::: EXERCISE INPUTS :::

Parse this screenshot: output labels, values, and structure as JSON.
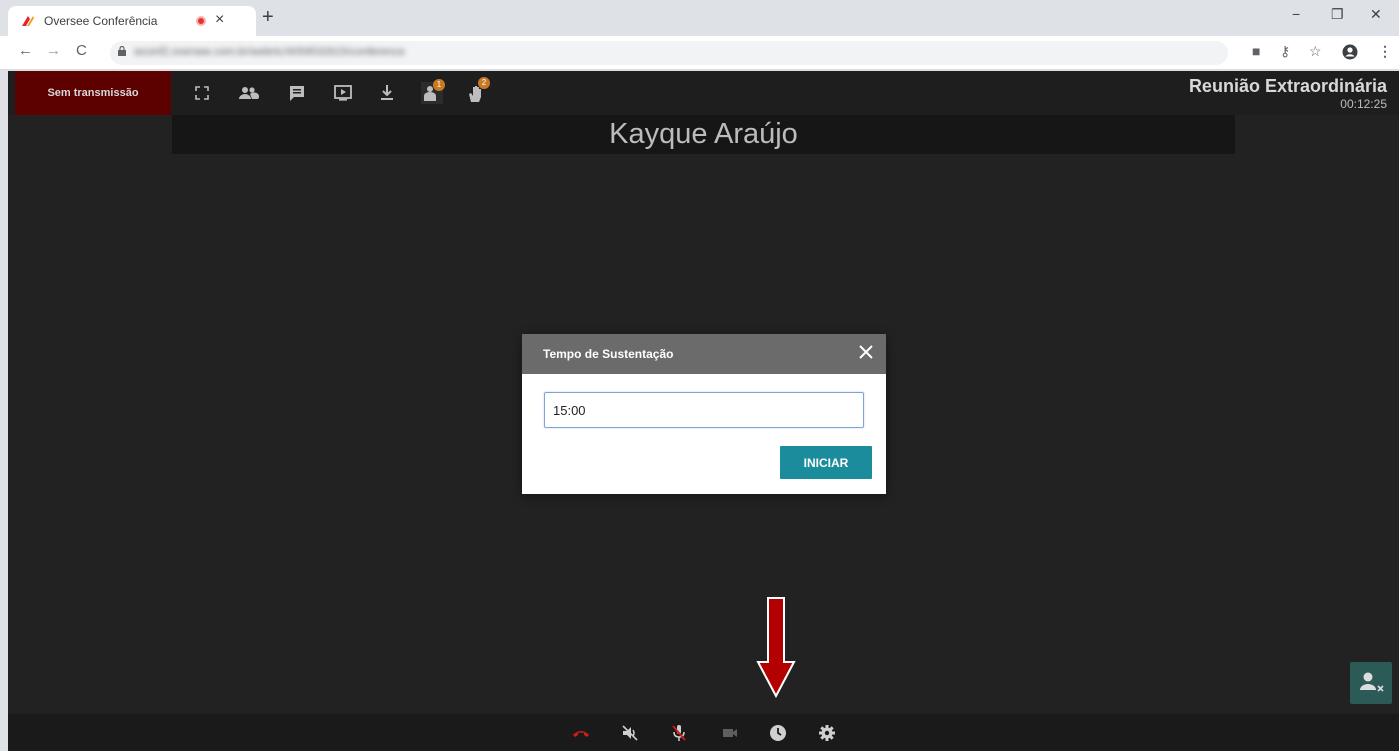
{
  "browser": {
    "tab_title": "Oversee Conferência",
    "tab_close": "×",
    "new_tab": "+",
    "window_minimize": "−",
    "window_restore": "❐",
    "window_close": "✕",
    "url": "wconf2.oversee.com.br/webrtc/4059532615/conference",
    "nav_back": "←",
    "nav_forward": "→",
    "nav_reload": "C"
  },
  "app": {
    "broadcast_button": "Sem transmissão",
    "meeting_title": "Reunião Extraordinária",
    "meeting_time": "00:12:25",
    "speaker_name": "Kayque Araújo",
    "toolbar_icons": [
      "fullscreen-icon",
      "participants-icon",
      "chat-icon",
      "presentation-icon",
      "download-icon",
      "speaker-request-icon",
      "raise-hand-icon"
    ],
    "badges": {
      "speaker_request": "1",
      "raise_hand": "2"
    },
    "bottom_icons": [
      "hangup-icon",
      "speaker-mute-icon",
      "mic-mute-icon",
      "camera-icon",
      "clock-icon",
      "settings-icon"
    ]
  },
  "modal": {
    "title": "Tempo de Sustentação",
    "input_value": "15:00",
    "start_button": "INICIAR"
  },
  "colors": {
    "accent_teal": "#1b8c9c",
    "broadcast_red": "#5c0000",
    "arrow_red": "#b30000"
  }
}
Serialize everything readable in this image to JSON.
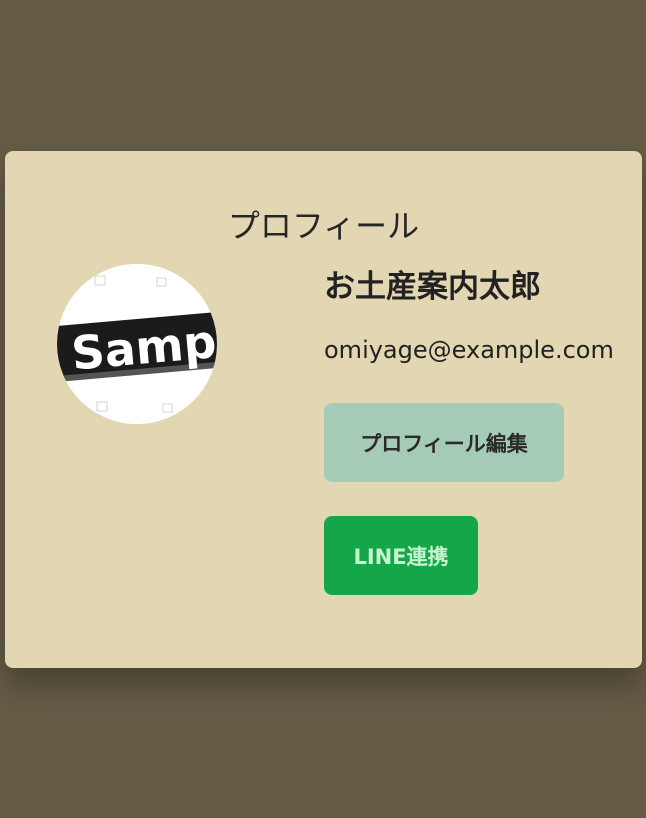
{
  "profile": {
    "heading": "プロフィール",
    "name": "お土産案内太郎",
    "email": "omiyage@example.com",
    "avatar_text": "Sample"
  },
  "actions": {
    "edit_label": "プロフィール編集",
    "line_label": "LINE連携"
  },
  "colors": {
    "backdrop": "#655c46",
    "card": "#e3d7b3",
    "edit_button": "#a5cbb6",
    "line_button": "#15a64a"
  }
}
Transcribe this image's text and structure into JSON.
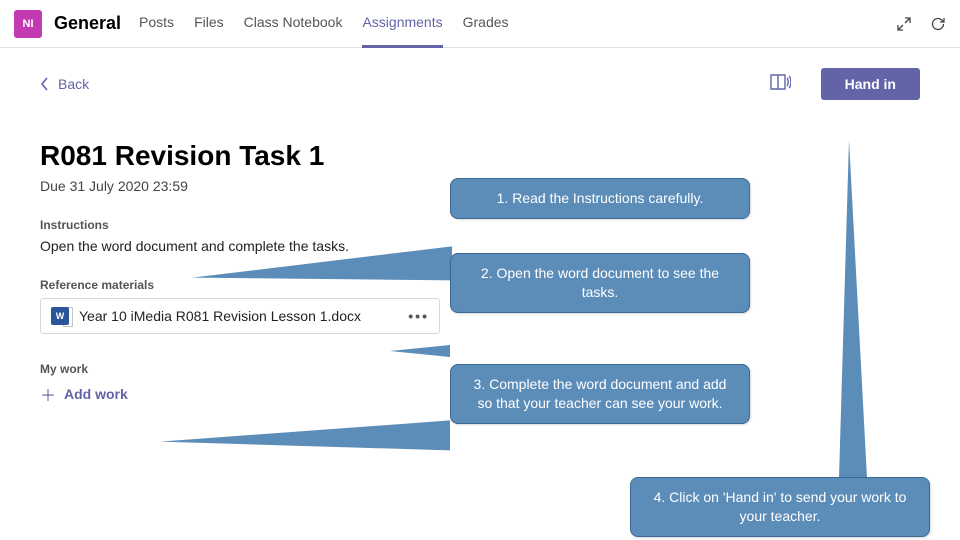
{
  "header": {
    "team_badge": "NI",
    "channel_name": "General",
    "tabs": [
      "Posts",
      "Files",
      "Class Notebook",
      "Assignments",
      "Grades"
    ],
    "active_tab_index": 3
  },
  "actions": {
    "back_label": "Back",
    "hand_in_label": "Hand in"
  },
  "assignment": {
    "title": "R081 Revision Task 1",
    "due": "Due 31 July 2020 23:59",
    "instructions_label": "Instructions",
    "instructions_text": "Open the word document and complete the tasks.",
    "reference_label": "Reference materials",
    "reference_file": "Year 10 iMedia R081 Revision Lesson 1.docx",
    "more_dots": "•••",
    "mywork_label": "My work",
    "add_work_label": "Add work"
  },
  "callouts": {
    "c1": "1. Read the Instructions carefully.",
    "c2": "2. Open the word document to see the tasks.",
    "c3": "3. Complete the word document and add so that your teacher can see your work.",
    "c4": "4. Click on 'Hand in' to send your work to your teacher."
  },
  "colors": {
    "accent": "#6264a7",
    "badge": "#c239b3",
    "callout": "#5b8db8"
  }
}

:::

◆ OBJECTIVE:
All of the records need repeating exactly, except for the pictures.

◆ WRITTEN RESPONSE:
Parse this screenshot: output labels, values, and structure as JSON.
{
  "browser": {
    "tab_title": "Oversee Conferência",
    "tab_close": "×",
    "new_tab": "+",
    "window_minimize": "−",
    "window_restore": "❐",
    "window_close": "✕",
    "url": "wconf2.oversee.com.br/webrtc/4059532615/conference",
    "nav_back": "←",
    "nav_forward": "→",
    "nav_reload": "C"
  },
  "app": {
    "broadcast_button": "Sem transmissão",
    "meeting_title": "Reunião Extraordinária",
    "meeting_time": "00:12:25",
    "speaker_name": "Kayque Araújo",
    "toolbar_icons": [
      "fullscreen-icon",
      "participants-icon",
      "chat-icon",
      "presentation-icon",
      "download-icon",
      "speaker-request-icon",
      "raise-hand-icon"
    ],
    "badges": {
      "speaker_request": "1",
      "raise_hand": "2"
    },
    "bottom_icons": [
      "hangup-icon",
      "speaker-mute-icon",
      "mic-mute-icon",
      "camera-icon",
      "clock-icon",
      "settings-icon"
    ]
  },
  "modal": {
    "title": "Tempo de Sustentação",
    "input_value": "15:00",
    "start_button": "INICIAR"
  },
  "colors": {
    "accent_teal": "#1b8c9c",
    "broadcast_red": "#5c0000",
    "arrow_red": "#b30000"
  }
}
Serialize everything readable in this image to JSON.
{
  "profile": {
    "heading": "プロフィール",
    "name": "お土産案内太郎",
    "email": "omiyage@example.com",
    "avatar_text": "Sample"
  },
  "actions": {
    "edit_label": "プロフィール編集",
    "line_label": "LINE連携"
  },
  "colors": {
    "backdrop": "#655c46",
    "card": "#e3d7b3",
    "edit_button": "#a5cbb6",
    "line_button": "#15a64a"
  }
}
Transcribe this image's text and structure into JSON.
{
  "header": {
    "team_badge": "NI",
    "channel_name": "General",
    "tabs": [
      "Posts",
      "Files",
      "Class Notebook",
      "Assignments",
      "Grades"
    ],
    "active_tab_index": 3
  },
  "actions": {
    "back_label": "Back",
    "hand_in_label": "Hand in"
  },
  "assignment": {
    "title": "R081 Revision Task 1",
    "due": "Due 31 July 2020 23:59",
    "instructions_label": "Instructions",
    "instructions_text": "Open the word document and complete the tasks.",
    "reference_label": "Reference materials",
    "reference_file": "Year 10 iMedia R081 Revision Lesson 1.docx",
    "more_dots": "•••",
    "mywork_label": "My work",
    "add_work_label": "Add work"
  },
  "callouts": {
    "c1": "1. Read the Instructions carefully.",
    "c2": "2. Open the word document to see the tasks.",
    "c3": "3. Complete the word document and add so that your teacher can see your work.",
    "c4": "4. Click on 'Hand in' to send your work to your teacher."
  },
  "colors": {
    "accent": "#6264a7",
    "badge": "#c239b3",
    "callout": "#5b8db8"
  }
}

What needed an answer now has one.